:: Task data ::
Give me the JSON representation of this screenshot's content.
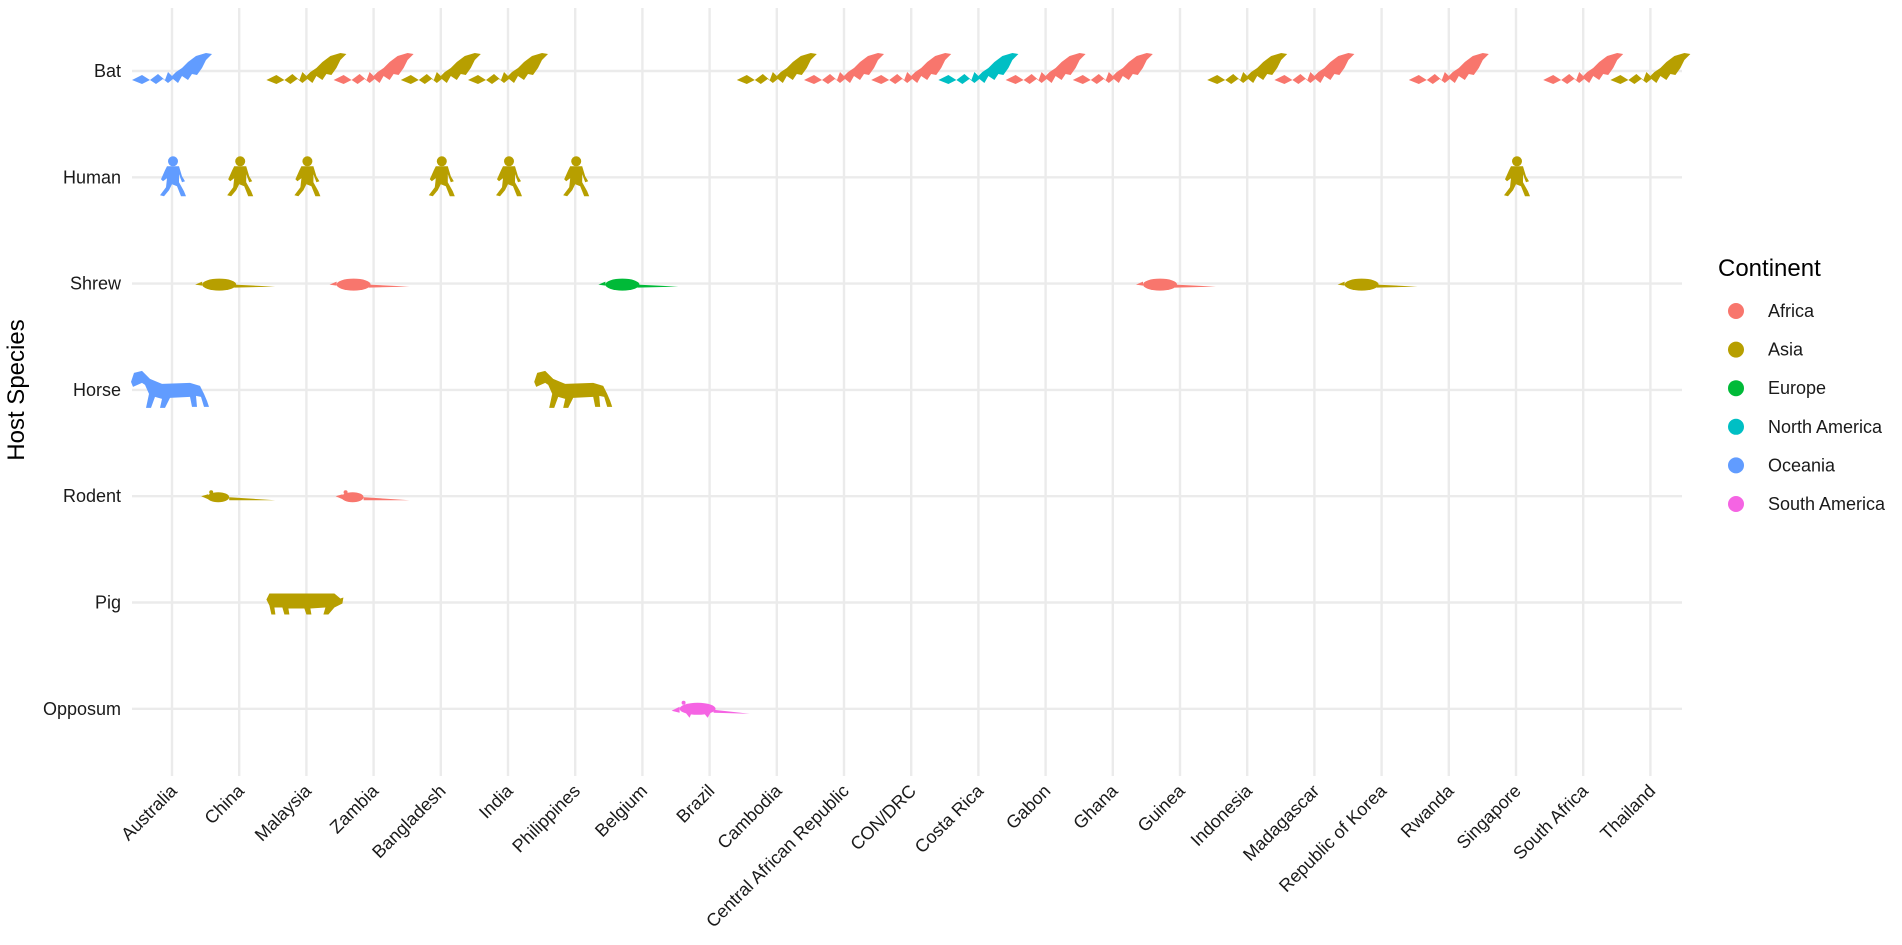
{
  "chart_data": {
    "type": "scatter",
    "title": "",
    "xlabel": "",
    "ylabel": "Host Species",
    "grid": true,
    "legend_position": "right",
    "countries": [
      "Australia",
      "China",
      "Malaysia",
      "Zambia",
      "Bangladesh",
      "India",
      "Philippines",
      "Belgium",
      "Brazil",
      "Cambodia",
      "Central African Republic",
      "CON/DRC",
      "Costa Rica",
      "Gabon",
      "Ghana",
      "Guinea",
      "Indonesia",
      "Madagascar",
      "Republic of Korea",
      "Rwanda",
      "Singapore",
      "South Africa",
      "Thailand"
    ],
    "hosts": [
      "Bat",
      "Human",
      "Shrew",
      "Horse",
      "Rodent",
      "Pig",
      "Opposum"
    ],
    "legend": {
      "title": "Continent",
      "items": [
        {
          "name": "Africa",
          "color": "#F8766D"
        },
        {
          "name": "Asia",
          "color": "#B79F00"
        },
        {
          "name": "Europe",
          "color": "#00BA38"
        },
        {
          "name": "North America",
          "color": "#00BFC4"
        },
        {
          "name": "Oceania",
          "color": "#619CFF"
        },
        {
          "name": "South America",
          "color": "#F564E3"
        }
      ]
    },
    "points": [
      {
        "x": "Australia",
        "y": "Bat",
        "continent": "Oceania"
      },
      {
        "x": "Malaysia",
        "y": "Bat",
        "continent": "Asia"
      },
      {
        "x": "Zambia",
        "y": "Bat",
        "continent": "Africa"
      },
      {
        "x": "Bangladesh",
        "y": "Bat",
        "continent": "Asia"
      },
      {
        "x": "India",
        "y": "Bat",
        "continent": "Asia"
      },
      {
        "x": "Cambodia",
        "y": "Bat",
        "continent": "Asia"
      },
      {
        "x": "Central African Republic",
        "y": "Bat",
        "continent": "Africa"
      },
      {
        "x": "CON/DRC",
        "y": "Bat",
        "continent": "Africa"
      },
      {
        "x": "Costa Rica",
        "y": "Bat",
        "continent": "North America"
      },
      {
        "x": "Gabon",
        "y": "Bat",
        "continent": "Africa"
      },
      {
        "x": "Ghana",
        "y": "Bat",
        "continent": "Africa"
      },
      {
        "x": "Indonesia",
        "y": "Bat",
        "continent": "Asia"
      },
      {
        "x": "Madagascar",
        "y": "Bat",
        "continent": "Africa"
      },
      {
        "x": "Rwanda",
        "y": "Bat",
        "continent": "Africa"
      },
      {
        "x": "South Africa",
        "y": "Bat",
        "continent": "Africa"
      },
      {
        "x": "Thailand",
        "y": "Bat",
        "continent": "Asia"
      },
      {
        "x": "Australia",
        "y": "Human",
        "continent": "Oceania"
      },
      {
        "x": "China",
        "y": "Human",
        "continent": "Asia"
      },
      {
        "x": "Malaysia",
        "y": "Human",
        "continent": "Asia"
      },
      {
        "x": "Bangladesh",
        "y": "Human",
        "continent": "Asia"
      },
      {
        "x": "India",
        "y": "Human",
        "continent": "Asia"
      },
      {
        "x": "Philippines",
        "y": "Human",
        "continent": "Asia"
      },
      {
        "x": "Singapore",
        "y": "Human",
        "continent": "Asia"
      },
      {
        "x": "China",
        "y": "Shrew",
        "continent": "Asia"
      },
      {
        "x": "Zambia",
        "y": "Shrew",
        "continent": "Africa"
      },
      {
        "x": "Belgium",
        "y": "Shrew",
        "continent": "Europe"
      },
      {
        "x": "Guinea",
        "y": "Shrew",
        "continent": "Africa"
      },
      {
        "x": "Republic of Korea",
        "y": "Shrew",
        "continent": "Asia"
      },
      {
        "x": "Australia",
        "y": "Horse",
        "continent": "Oceania"
      },
      {
        "x": "Philippines",
        "y": "Horse",
        "continent": "Asia"
      },
      {
        "x": "China",
        "y": "Rodent",
        "continent": "Asia"
      },
      {
        "x": "Zambia",
        "y": "Rodent",
        "continent": "Africa"
      },
      {
        "x": "Malaysia",
        "y": "Pig",
        "continent": "Asia"
      },
      {
        "x": "Brazil",
        "y": "Opposum",
        "continent": "South America"
      }
    ]
  }
}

:: Objective ::
Quote the full listing above word for word; exclude every picture from the copy.

:: Result below ::
Give me the JSON representation of this screenshot's content.
{
  "chart_data": {
    "type": "scatter",
    "title": "",
    "xlabel": "",
    "ylabel": "Host Species",
    "grid": true,
    "legend_position": "right",
    "countries": [
      "Australia",
      "China",
      "Malaysia",
      "Zambia",
      "Bangladesh",
      "India",
      "Philippines",
      "Belgium",
      "Brazil",
      "Cambodia",
      "Central African Republic",
      "CON/DRC",
      "Costa Rica",
      "Gabon",
      "Ghana",
      "Guinea",
      "Indonesia",
      "Madagascar",
      "Republic of Korea",
      "Rwanda",
      "Singapore",
      "South Africa",
      "Thailand"
    ],
    "hosts": [
      "Bat",
      "Human",
      "Shrew",
      "Horse",
      "Rodent",
      "Pig",
      "Opposum"
    ],
    "legend": {
      "title": "Continent",
      "items": [
        {
          "name": "Africa",
          "color": "#F8766D"
        },
        {
          "name": "Asia",
          "color": "#B79F00"
        },
        {
          "name": "Europe",
          "color": "#00BA38"
        },
        {
          "name": "North America",
          "color": "#00BFC4"
        },
        {
          "name": "Oceania",
          "color": "#619CFF"
        },
        {
          "name": "South America",
          "color": "#F564E3"
        }
      ]
    },
    "points": [
      {
        "x": "Australia",
        "y": "Bat",
        "continent": "Oceania"
      },
      {
        "x": "Malaysia",
        "y": "Bat",
        "continent": "Asia"
      },
      {
        "x": "Zambia",
        "y": "Bat",
        "continent": "Africa"
      },
      {
        "x": "Bangladesh",
        "y": "Bat",
        "continent": "Asia"
      },
      {
        "x": "India",
        "y": "Bat",
        "continent": "Asia"
      },
      {
        "x": "Cambodia",
        "y": "Bat",
        "continent": "Asia"
      },
      {
        "x": "Central African Republic",
        "y": "Bat",
        "continent": "Africa"
      },
      {
        "x": "CON/DRC",
        "y": "Bat",
        "continent": "Africa"
      },
      {
        "x": "Costa Rica",
        "y": "Bat",
        "continent": "North America"
      },
      {
        "x": "Gabon",
        "y": "Bat",
        "continent": "Africa"
      },
      {
        "x": "Ghana",
        "y": "Bat",
        "continent": "Africa"
      },
      {
        "x": "Indonesia",
        "y": "Bat",
        "continent": "Asia"
      },
      {
        "x": "Madagascar",
        "y": "Bat",
        "continent": "Africa"
      },
      {
        "x": "Rwanda",
        "y": "Bat",
        "continent": "Africa"
      },
      {
        "x": "South Africa",
        "y": "Bat",
        "continent": "Africa"
      },
      {
        "x": "Thailand",
        "y": "Bat",
        "continent": "Asia"
      },
      {
        "x": "Australia",
        "y": "Human",
        "continent": "Oceania"
      },
      {
        "x": "China",
        "y": "Human",
        "continent": "Asia"
      },
      {
        "x": "Malaysia",
        "y": "Human",
        "continent": "Asia"
      },
      {
        "x": "Bangladesh",
        "y": "Human",
        "continent": "Asia"
      },
      {
        "x": "India",
        "y": "Human",
        "continent": "Asia"
      },
      {
        "x": "Philippines",
        "y": "Human",
        "continent": "Asia"
      },
      {
        "x": "Singapore",
        "y": "Human",
        "continent": "Asia"
      },
      {
        "x": "China",
        "y": "Shrew",
        "continent": "Asia"
      },
      {
        "x": "Zambia",
        "y": "Shrew",
        "continent": "Africa"
      },
      {
        "x": "Belgium",
        "y": "Shrew",
        "continent": "Europe"
      },
      {
        "x": "Guinea",
        "y": "Shrew",
        "continent": "Africa"
      },
      {
        "x": "Republic of Korea",
        "y": "Shrew",
        "continent": "Asia"
      },
      {
        "x": "Australia",
        "y": "Horse",
        "continent": "Oceania"
      },
      {
        "x": "Philippines",
        "y": "Horse",
        "continent": "Asia"
      },
      {
        "x": "China",
        "y": "Rodent",
        "continent": "Asia"
      },
      {
        "x": "Zambia",
        "y": "Rodent",
        "continent": "Africa"
      },
      {
        "x": "Malaysia",
        "y": "Pig",
        "continent": "Asia"
      },
      {
        "x": "Brazil",
        "y": "Opposum",
        "continent": "South America"
      }
    ]
  }
}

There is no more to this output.